* _DIRECTION_:
Without the pictures, return all of the material exactly as written.

▬▬▬

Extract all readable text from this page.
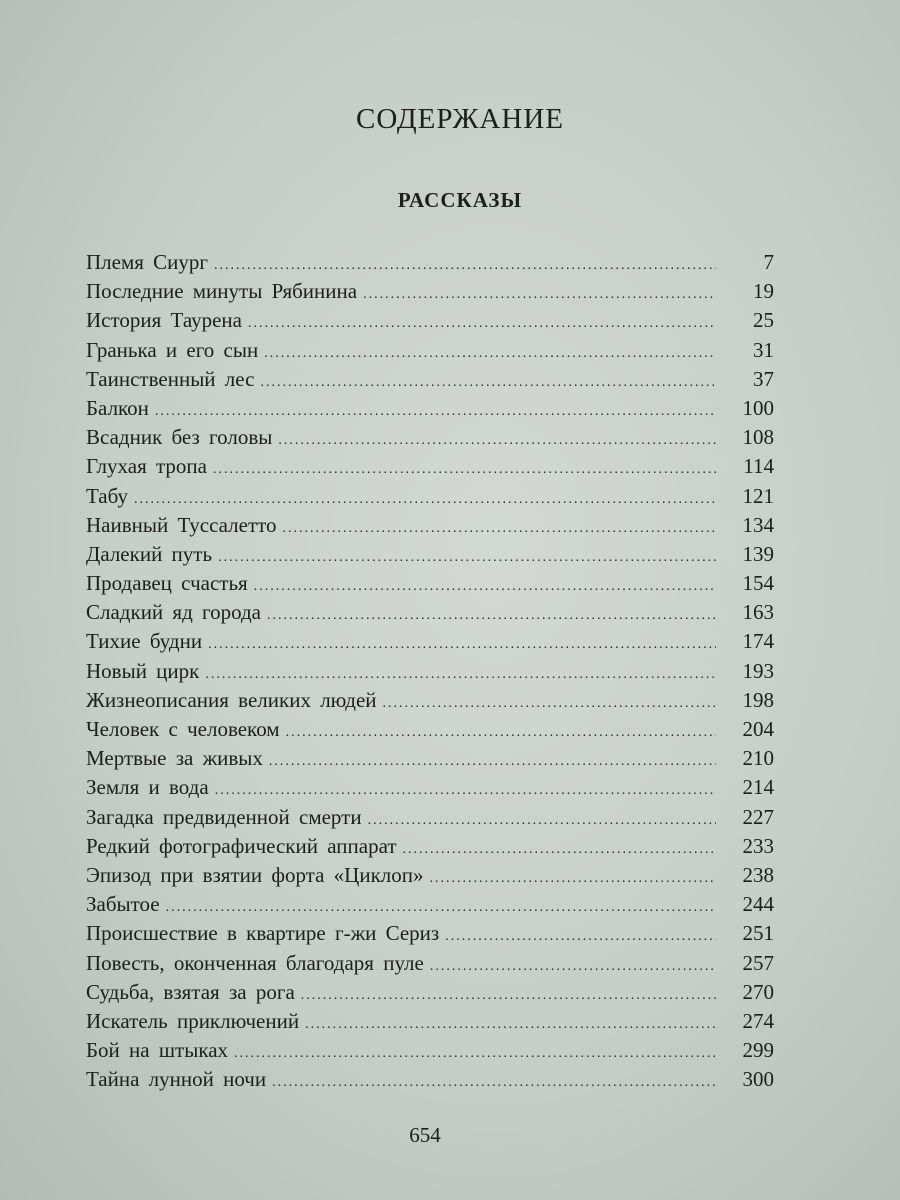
СОДЕРЖАНИЕ
РАССКАЗЫ
Племя Сиург .....	7
Последние минуты Рябинина .....	19
История Таурена .....	25
Гранька и его сын .....	31
Таинственный лес .....	37
Балкон .....	100
Всадник без головы .....	108
Глухая тропа .....	114
Табу .....	121
Наивный Туссалетто .....	134
Далекий путь .....	139
Продавец счастья .....	154
Сладкий яд города .....	163
Тихие будни .....	174
Новый цирк .....	193
Жизнеописания великих людей .....	198
Человек с человеком .....	204
Мертвые за живых .....	210
Земля и вода .....	214
Загадка предвиденной смерти .....	227
Редкий фотографический аппарат .....	233
Эпизод при взятии форта «Циклоп» .....	238
Забытое .....	244
Происшествие в квартире г-жи Сериз .....	251
Повесть, оконченная благодаря пуле .....	257
Судьба, взятая за рога .....	270
Искатель приключений .....	274
Бой на штыках .....	299
Тайна лунной ночи .....	300
654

▬▬▬

* _TASK OUTPUT_:
Extract all readable text from this page.
СОДЕРЖАНИЕ
РАССКАЗЫ
Племя Сиург .....	7
Последние минуты Рябинина .....	19
История Таурена .....	25
Гранька и его сын .....	31
Таинственный лес .....	37
Балкон .....	100
Всадник без головы .....	108
Глухая тропа .....	114
Табу .....	121
Наивный Туссалетто .....	134
Далекий путь .....	139
Продавец счастья .....	154
Сладкий яд города .....	163
Тихие будни .....	174
Новый цирк .....	193
Жизнеописания великих людей .....	198
Человек с человеком .....	204
Мертвые за живых .....	210
Земля и вода .....	214
Загадка предвиденной смерти .....	227
Редкий фотографический аппарат .....	233
Эпизод при взятии форта «Циклоп» .....	238
Забытое .....	244
Происшествие в квартире г-жи Сериз .....	251
Повесть, оконченная благодаря пуле .....	257
Судьба, взятая за рога .....	270
Искатель приключений .....	274
Бой на штыках .....	299
Тайна лунной ночи .....	300
654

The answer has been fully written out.